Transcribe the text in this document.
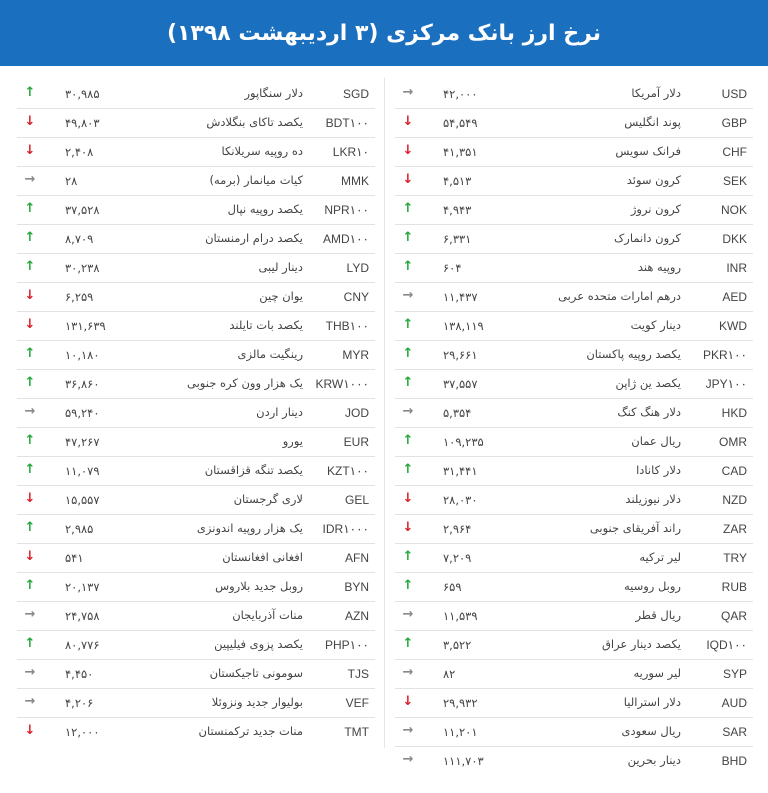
نرخ ارز بانک مرکزی (۳ اردیبهشت ۱۳۹۸)
USD
دلار آمریکا
۴۲,۰۰۰
→
GBP
پوند انگلیس
۵۴,۵۴۹
↓
CHF
فرانک سویس
۴۱,۳۵۱
↓
SEK
کرون سوئد
۴,۵۱۳
↓
NOK
کرون نروژ
۴,۹۴۳
↑
DKK
کرون دانمارک
۶,۳۳۱
↑
INR
روپیه هند
۶۰۴
↑
AED
درهم امارات متحده عربی
۱۱,۴۳۷
→
KWD
دینار کویت
۱۳۸,۱۱۹
↑
PKR۱۰۰
یکصد روپیه پاکستان
۲۹,۶۶۱
↑
JPY۱۰۰
یکصد ین ژاپن
۳۷,۵۵۷
↑
HKD
دلار هنگ کنگ
۵,۳۵۴
→
OMR
ریال عمان
۱۰۹,۲۳۵
↑
CAD
دلار کانادا
۳۱,۴۴۱
↑
NZD
دلار نیوزیلند
۲۸,۰۳۰
↓
ZAR
راند آفریقای جنوبی
۲,۹۶۴
↓
TRY
لیر ترکیه
۷,۲۰۹
↑
RUB
روبل روسیه
۶۵۹
↑
QAR
ریال قطر
۱۱,۵۳۹
→
IQD۱۰۰
یکصد دینار عراق
۳,۵۲۲
↑
SYP
لیر سوریه
۸۲
→
AUD
دلار استرالیا
۲۹,۹۳۲
↓
SAR
ریال سعودی
۱۱,۲۰۱
→
BHD
دینار بحرین
۱۱۱,۷۰۳
→
SGD
دلار سنگاپور
۳۰,۹۸۵
↑
BDT۱۰۰
یکصد تاکای بنگلادش
۴۹,۸۰۳
↓
LKR۱۰
ده روپیه سریلانکا
۲,۴۰۸
↓
MMK
کیات میانمار (برمه)
۲۸
→
NPR۱۰۰
یکصد روپیه نپال
۳۷,۵۲۸
↑
AMD۱۰۰
یکصد درام ارمنستان
۸,۷۰۹
↑
LYD
دینار لیبی
۳۰,۲۳۸
↑
CNY
یوان چین
۶,۲۵۹
↓
THB۱۰۰
یکصد بات تایلند
۱۳۱,۶۳۹
↓
MYR
رینگیت مالزی
۱۰,۱۸۰
↑
KRW۱۰۰۰
یک هزار وون کره جنوبی
۳۶,۸۶۰
↑
JOD
دینار اردن
۵۹,۲۴۰
→
EUR
یورو
۴۷,۲۶۷
↑
KZT۱۰۰
یکصد تنگه قزاقستان
۱۱,۰۷۹
↑
GEL
لاری گرجستان
۱۵,۵۵۷
↓
IDR۱۰۰۰
یک هزار روپیه اندونزی
۲,۹۸۵
↑
AFN
افغانی افغانستان
۵۴۱
↓
BYN
روبل جدید بلاروس
۲۰,۱۳۷
↑
AZN
منات آذربایجان
۲۴,۷۵۸
→
PHP۱۰۰
یکصد پزوی فیلیپین
۸۰,۷۷۶
↑
TJS
سومونی تاجیکستان
۴,۴۵۰
→
VEF
بولیوار جدید ونزوئلا
۴,۲۰۶
→
TMT
منات جدید ترکمنستان
۱۲,۰۰۰
↓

**EXERCISE DIRECTIONS:**
Repeat all the data as it stands, dropping any images it holds.

**SOLUTION TO THIS TASK:**
Transcribe the text in this document.
نرخ ارز بانک مرکزی (۳ اردیبهشت ۱۳۹۸)
USD
دلار آمریکا
۴۲,۰۰۰
→
GBP
پوند انگلیس
۵۴,۵۴۹
↓
CHF
فرانک سویس
۴۱,۳۵۱
↓
SEK
کرون سوئد
۴,۵۱۳
↓
NOK
کرون نروژ
۴,۹۴۳
↑
DKK
کرون دانمارک
۶,۳۳۱
↑
INR
روپیه هند
۶۰۴
↑
AED
درهم امارات متحده عربی
۱۱,۴۳۷
→
KWD
دینار کویت
۱۳۸,۱۱۹
↑
PKR۱۰۰
یکصد روپیه پاکستان
۲۹,۶۶۱
↑
JPY۱۰۰
یکصد ین ژاپن
۳۷,۵۵۷
↑
HKD
دلار هنگ کنگ
۵,۳۵۴
→
OMR
ریال عمان
۱۰۹,۲۳۵
↑
CAD
دلار کانادا
۳۱,۴۴۱
↑
NZD
دلار نیوزیلند
۲۸,۰۳۰
↓
ZAR
راند آفریقای جنوبی
۲,۹۶۴
↓
TRY
لیر ترکیه
۷,۲۰۹
↑
RUB
روبل روسیه
۶۵۹
↑
QAR
ریال قطر
۱۱,۵۳۹
→
IQD۱۰۰
یکصد دینار عراق
۳,۵۲۲
↑
SYP
لیر سوریه
۸۲
→
AUD
دلار استرالیا
۲۹,۹۳۲
↓
SAR
ریال سعودی
۱۱,۲۰۱
→
BHD
دینار بحرین
۱۱۱,۷۰۳
→
SGD
دلار سنگاپور
۳۰,۹۸۵
↑
BDT۱۰۰
یکصد تاکای بنگلادش
۴۹,۸۰۳
↓
LKR۱۰
ده روپیه سریلانکا
۲,۴۰۸
↓
MMK
کیات میانمار (برمه)
۲۸
→
NPR۱۰۰
یکصد روپیه نپال
۳۷,۵۲۸
↑
AMD۱۰۰
یکصد درام ارمنستان
۸,۷۰۹
↑
LYD
دینار لیبی
۳۰,۲۳۸
↑
CNY
یوان چین
۶,۲۵۹
↓
THB۱۰۰
یکصد بات تایلند
۱۳۱,۶۳۹
↓
MYR
رینگیت مالزی
۱۰,۱۸۰
↑
KRW۱۰۰۰
یک هزار وون کره جنوبی
۳۶,۸۶۰
↑
JOD
دینار اردن
۵۹,۲۴۰
→
EUR
یورو
۴۷,۲۶۷
↑
KZT۱۰۰
یکصد تنگه قزاقستان
۱۱,۰۷۹
↑
GEL
لاری گرجستان
۱۵,۵۵۷
↓
IDR۱۰۰۰
یک هزار روپیه اندونزی
۲,۹۸۵
↑
AFN
افغانی افغانستان
۵۴۱
↓
BYN
روبل جدید بلاروس
۲۰,۱۳۷
↑
AZN
منات آذربایجان
۲۴,۷۵۸
→
PHP۱۰۰
یکصد پزوی فیلیپین
۸۰,۷۷۶
↑
TJS
سومونی تاجیکستان
۴,۴۵۰
→
VEF
بولیوار جدید ونزوئلا
۴,۲۰۶
→
TMT
منات جدید ترکمنستان
۱۲,۰۰۰
↓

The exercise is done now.